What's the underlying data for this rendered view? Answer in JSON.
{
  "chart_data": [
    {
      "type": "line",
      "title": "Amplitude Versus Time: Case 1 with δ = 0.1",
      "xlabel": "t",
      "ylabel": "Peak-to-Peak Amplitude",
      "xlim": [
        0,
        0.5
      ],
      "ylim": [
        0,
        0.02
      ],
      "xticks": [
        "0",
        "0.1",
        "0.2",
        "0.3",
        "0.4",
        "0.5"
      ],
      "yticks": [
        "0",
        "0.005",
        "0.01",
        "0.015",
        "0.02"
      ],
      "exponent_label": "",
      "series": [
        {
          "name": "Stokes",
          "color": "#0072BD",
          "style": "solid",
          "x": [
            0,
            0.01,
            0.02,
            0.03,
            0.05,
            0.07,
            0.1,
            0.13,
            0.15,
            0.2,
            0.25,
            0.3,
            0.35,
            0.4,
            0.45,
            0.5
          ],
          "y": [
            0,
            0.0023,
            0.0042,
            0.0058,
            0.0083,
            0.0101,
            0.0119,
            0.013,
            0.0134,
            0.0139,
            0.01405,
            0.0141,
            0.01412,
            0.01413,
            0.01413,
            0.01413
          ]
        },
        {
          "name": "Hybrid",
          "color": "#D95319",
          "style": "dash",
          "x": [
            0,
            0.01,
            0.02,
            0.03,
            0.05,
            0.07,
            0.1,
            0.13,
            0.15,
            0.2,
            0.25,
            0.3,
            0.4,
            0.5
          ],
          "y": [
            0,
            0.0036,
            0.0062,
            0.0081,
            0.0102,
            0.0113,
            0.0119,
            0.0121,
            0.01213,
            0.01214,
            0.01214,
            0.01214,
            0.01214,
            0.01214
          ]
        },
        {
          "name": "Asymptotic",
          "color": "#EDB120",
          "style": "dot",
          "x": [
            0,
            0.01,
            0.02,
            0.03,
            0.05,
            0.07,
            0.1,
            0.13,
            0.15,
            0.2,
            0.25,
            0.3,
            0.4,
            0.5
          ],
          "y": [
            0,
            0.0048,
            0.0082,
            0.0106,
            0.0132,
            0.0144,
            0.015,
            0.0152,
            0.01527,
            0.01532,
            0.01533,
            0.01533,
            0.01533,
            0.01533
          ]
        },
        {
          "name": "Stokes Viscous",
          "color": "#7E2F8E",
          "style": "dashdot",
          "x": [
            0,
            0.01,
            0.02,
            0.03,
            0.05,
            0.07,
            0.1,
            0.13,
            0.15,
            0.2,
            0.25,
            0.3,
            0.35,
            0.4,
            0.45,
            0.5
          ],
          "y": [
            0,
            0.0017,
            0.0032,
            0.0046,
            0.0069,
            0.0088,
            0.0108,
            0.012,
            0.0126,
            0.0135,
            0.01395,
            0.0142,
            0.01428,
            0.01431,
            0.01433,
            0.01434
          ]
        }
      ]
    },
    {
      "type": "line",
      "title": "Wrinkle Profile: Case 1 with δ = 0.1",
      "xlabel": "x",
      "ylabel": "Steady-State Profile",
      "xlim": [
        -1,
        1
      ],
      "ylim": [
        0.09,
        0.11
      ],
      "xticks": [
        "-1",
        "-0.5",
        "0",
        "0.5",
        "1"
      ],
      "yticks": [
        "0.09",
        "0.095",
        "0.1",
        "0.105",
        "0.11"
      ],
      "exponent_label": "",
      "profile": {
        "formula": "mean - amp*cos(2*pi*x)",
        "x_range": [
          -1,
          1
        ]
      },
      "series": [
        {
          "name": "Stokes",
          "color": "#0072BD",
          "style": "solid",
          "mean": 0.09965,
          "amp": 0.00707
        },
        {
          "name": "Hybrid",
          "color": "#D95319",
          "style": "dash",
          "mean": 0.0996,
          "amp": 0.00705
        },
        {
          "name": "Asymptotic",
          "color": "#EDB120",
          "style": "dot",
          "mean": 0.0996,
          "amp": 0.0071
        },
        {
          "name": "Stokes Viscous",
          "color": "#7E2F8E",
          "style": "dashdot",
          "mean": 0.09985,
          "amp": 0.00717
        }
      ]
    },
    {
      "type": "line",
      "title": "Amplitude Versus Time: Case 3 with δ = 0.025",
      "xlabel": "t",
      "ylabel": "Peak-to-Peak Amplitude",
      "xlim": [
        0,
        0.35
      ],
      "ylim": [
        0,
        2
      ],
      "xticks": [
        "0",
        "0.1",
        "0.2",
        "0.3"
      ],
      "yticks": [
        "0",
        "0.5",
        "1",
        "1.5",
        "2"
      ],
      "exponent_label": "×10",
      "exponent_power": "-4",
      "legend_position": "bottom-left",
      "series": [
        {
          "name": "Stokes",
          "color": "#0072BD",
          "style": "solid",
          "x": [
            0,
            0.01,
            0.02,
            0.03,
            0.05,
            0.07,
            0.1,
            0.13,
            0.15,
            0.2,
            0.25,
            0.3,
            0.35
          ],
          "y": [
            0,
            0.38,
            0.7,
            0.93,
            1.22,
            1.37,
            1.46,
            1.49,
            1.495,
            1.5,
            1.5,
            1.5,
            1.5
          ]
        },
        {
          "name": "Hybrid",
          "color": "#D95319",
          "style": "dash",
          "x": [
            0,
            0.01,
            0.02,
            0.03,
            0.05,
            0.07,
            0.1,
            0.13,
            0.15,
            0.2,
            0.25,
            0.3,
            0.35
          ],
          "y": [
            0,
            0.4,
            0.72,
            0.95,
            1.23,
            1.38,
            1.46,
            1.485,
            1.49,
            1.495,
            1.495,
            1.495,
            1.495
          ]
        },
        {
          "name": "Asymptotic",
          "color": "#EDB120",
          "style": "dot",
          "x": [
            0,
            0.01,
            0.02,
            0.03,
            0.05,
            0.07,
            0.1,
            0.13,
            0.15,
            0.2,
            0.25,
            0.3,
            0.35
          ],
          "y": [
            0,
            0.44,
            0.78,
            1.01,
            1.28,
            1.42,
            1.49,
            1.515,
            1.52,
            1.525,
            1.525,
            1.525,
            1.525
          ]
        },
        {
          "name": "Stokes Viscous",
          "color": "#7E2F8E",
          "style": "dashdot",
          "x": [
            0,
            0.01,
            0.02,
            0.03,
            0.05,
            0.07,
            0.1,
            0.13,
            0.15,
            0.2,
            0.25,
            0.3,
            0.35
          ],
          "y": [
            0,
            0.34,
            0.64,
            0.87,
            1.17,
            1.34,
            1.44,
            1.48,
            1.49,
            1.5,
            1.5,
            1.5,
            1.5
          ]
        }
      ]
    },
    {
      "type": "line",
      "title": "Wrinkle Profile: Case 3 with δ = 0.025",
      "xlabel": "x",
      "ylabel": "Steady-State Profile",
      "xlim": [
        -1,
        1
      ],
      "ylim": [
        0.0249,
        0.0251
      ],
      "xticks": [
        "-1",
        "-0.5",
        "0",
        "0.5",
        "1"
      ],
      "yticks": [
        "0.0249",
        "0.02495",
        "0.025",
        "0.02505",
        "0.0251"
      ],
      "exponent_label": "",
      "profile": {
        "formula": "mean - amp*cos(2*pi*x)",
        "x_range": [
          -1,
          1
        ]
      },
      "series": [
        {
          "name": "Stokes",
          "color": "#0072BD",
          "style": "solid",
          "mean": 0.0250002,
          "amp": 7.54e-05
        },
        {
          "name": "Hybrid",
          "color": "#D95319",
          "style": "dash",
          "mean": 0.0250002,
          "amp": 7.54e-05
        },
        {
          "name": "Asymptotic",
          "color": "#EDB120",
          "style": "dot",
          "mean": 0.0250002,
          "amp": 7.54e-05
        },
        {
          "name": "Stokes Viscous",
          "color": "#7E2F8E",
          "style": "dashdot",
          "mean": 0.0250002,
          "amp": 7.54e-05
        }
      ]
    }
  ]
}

== == ==

[WHAT YOU WILL DO]
Go through the material above and copy each line that has the word "with".

[TASK OUTPUT]
      "title": "Amplitude Versus Time: Case 1 with δ = 0.1",
      "title": "Wrinkle Profile: Case 1 with δ = 0.1",
      "title": "Amplitude Versus Time: Case 3 with δ = 0.025",
      "title": "Wrinkle Profile: Case 3 with δ = 0.025",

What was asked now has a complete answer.